### Goal
Without including any pictures, copy each entry below exactly.

### Material provided
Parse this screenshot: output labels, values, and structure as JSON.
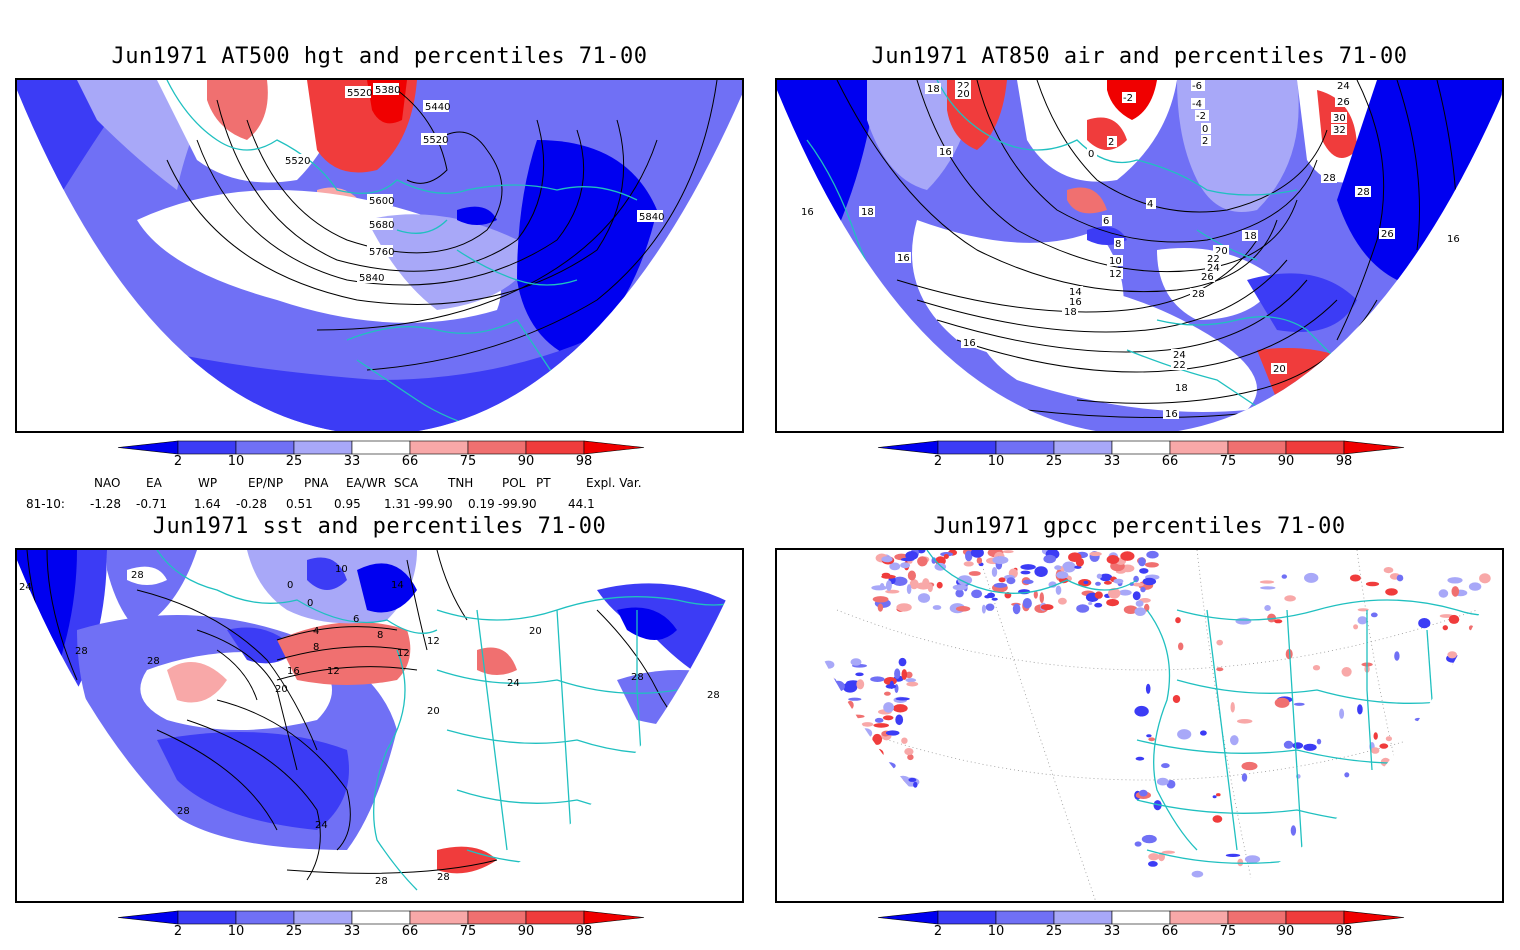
{
  "panels": [
    {
      "title": "Jun1971 AT500 hgt and percentiles 71-00",
      "contour_labels": [
        "5380",
        "5520",
        "5440",
        "5520",
        "5520",
        "5600",
        "5680",
        "5760",
        "5840",
        "5840"
      ]
    },
    {
      "title": "Jun1971 AT850 air and percentiles 71-00",
      "contour_labels": [
        "18",
        "22",
        "20",
        "16",
        "18",
        "16",
        "-2",
        "0",
        "2",
        "-6",
        "-4",
        "-2",
        "0",
        "2",
        "4",
        "6",
        "8",
        "10",
        "12",
        "14",
        "16",
        "18",
        "18",
        "20",
        "22",
        "24",
        "26",
        "28",
        "24",
        "26",
        "30",
        "32",
        "28",
        "28",
        "26",
        "16",
        "16",
        "16",
        "24",
        "22",
        "20",
        "18",
        "16"
      ]
    },
    {
      "title": "Jun1971 sst and percentiles 71-00",
      "contour_labels": [
        "24",
        "28",
        "28",
        "28",
        "0",
        "0",
        "10",
        "14",
        "6",
        "4",
        "8",
        "8",
        "12",
        "16",
        "20",
        "12",
        "12",
        "20",
        "24",
        "20",
        "28",
        "28",
        "24",
        "28",
        "28",
        "28"
      ]
    },
    {
      "title": "Jun1971 gpcc percentiles 71-00",
      "contour_labels": []
    }
  ],
  "colorbar": {
    "ticks": [
      "2",
      "10",
      "25",
      "33",
      "66",
      "75",
      "90",
      "98"
    ],
    "colors": [
      "#0000f0",
      "#3c3cf5",
      "#7070f5",
      "#a8a8f8",
      "#ffffff",
      "#f8a8a8",
      "#f07070",
      "#f03c3c",
      "#f00000"
    ]
  },
  "teleconnections": {
    "headers": [
      "NAO",
      "EA",
      "WP",
      "EP/NP",
      "PNA",
      "EA/WR",
      "SCA",
      "TNH",
      "POL",
      "PT",
      "Expl. Var."
    ],
    "row_label": "81-10:",
    "values": [
      "-1.28",
      "-0.71",
      "1.64",
      "-0.28",
      "0.51",
      "0.95",
      "1.31",
      "-99.90",
      "0.19",
      "-99.90",
      "44.1"
    ]
  },
  "colors": {
    "coastline": "#20c0c0",
    "strong_blue": "#0000f0",
    "mid_blue": "#7070f5",
    "strong_red": "#f00000",
    "mid_red": "#f07070"
  }
}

### Result of the task
Parse this screenshot: output labels, values, and structure as JSON.
{
  "panels": [
    {
      "title": "Jun1971 AT500 hgt and percentiles 71-00",
      "contour_labels": [
        "5380",
        "5520",
        "5440",
        "5520",
        "5520",
        "5600",
        "5680",
        "5760",
        "5840",
        "5840"
      ]
    },
    {
      "title": "Jun1971 AT850 air and percentiles 71-00",
      "contour_labels": [
        "18",
        "22",
        "20",
        "16",
        "18",
        "16",
        "-2",
        "0",
        "2",
        "-6",
        "-4",
        "-2",
        "0",
        "2",
        "4",
        "6",
        "8",
        "10",
        "12",
        "14",
        "16",
        "18",
        "18",
        "20",
        "22",
        "24",
        "26",
        "28",
        "24",
        "26",
        "30",
        "32",
        "28",
        "28",
        "26",
        "16",
        "16",
        "16",
        "24",
        "22",
        "20",
        "18",
        "16"
      ]
    },
    {
      "title": "Jun1971 sst and percentiles 71-00",
      "contour_labels": [
        "24",
        "28",
        "28",
        "28",
        "0",
        "0",
        "10",
        "14",
        "6",
        "4",
        "8",
        "8",
        "12",
        "16",
        "20",
        "12",
        "12",
        "20",
        "24",
        "20",
        "28",
        "28",
        "24",
        "28",
        "28",
        "28"
      ]
    },
    {
      "title": "Jun1971 gpcc percentiles 71-00",
      "contour_labels": []
    }
  ],
  "colorbar": {
    "ticks": [
      "2",
      "10",
      "25",
      "33",
      "66",
      "75",
      "90",
      "98"
    ],
    "colors": [
      "#0000f0",
      "#3c3cf5",
      "#7070f5",
      "#a8a8f8",
      "#ffffff",
      "#f8a8a8",
      "#f07070",
      "#f03c3c",
      "#f00000"
    ]
  },
  "teleconnections": {
    "headers": [
      "NAO",
      "EA",
      "WP",
      "EP/NP",
      "PNA",
      "EA/WR",
      "SCA",
      "TNH",
      "POL",
      "PT",
      "Expl. Var."
    ],
    "row_label": "81-10:",
    "values": [
      "-1.28",
      "-0.71",
      "1.64",
      "-0.28",
      "0.51",
      "0.95",
      "1.31",
      "-99.90",
      "0.19",
      "-99.90",
      "44.1"
    ]
  },
  "colors": {
    "coastline": "#20c0c0",
    "strong_blue": "#0000f0",
    "mid_blue": "#7070f5",
    "strong_red": "#f00000",
    "mid_red": "#f07070"
  }
}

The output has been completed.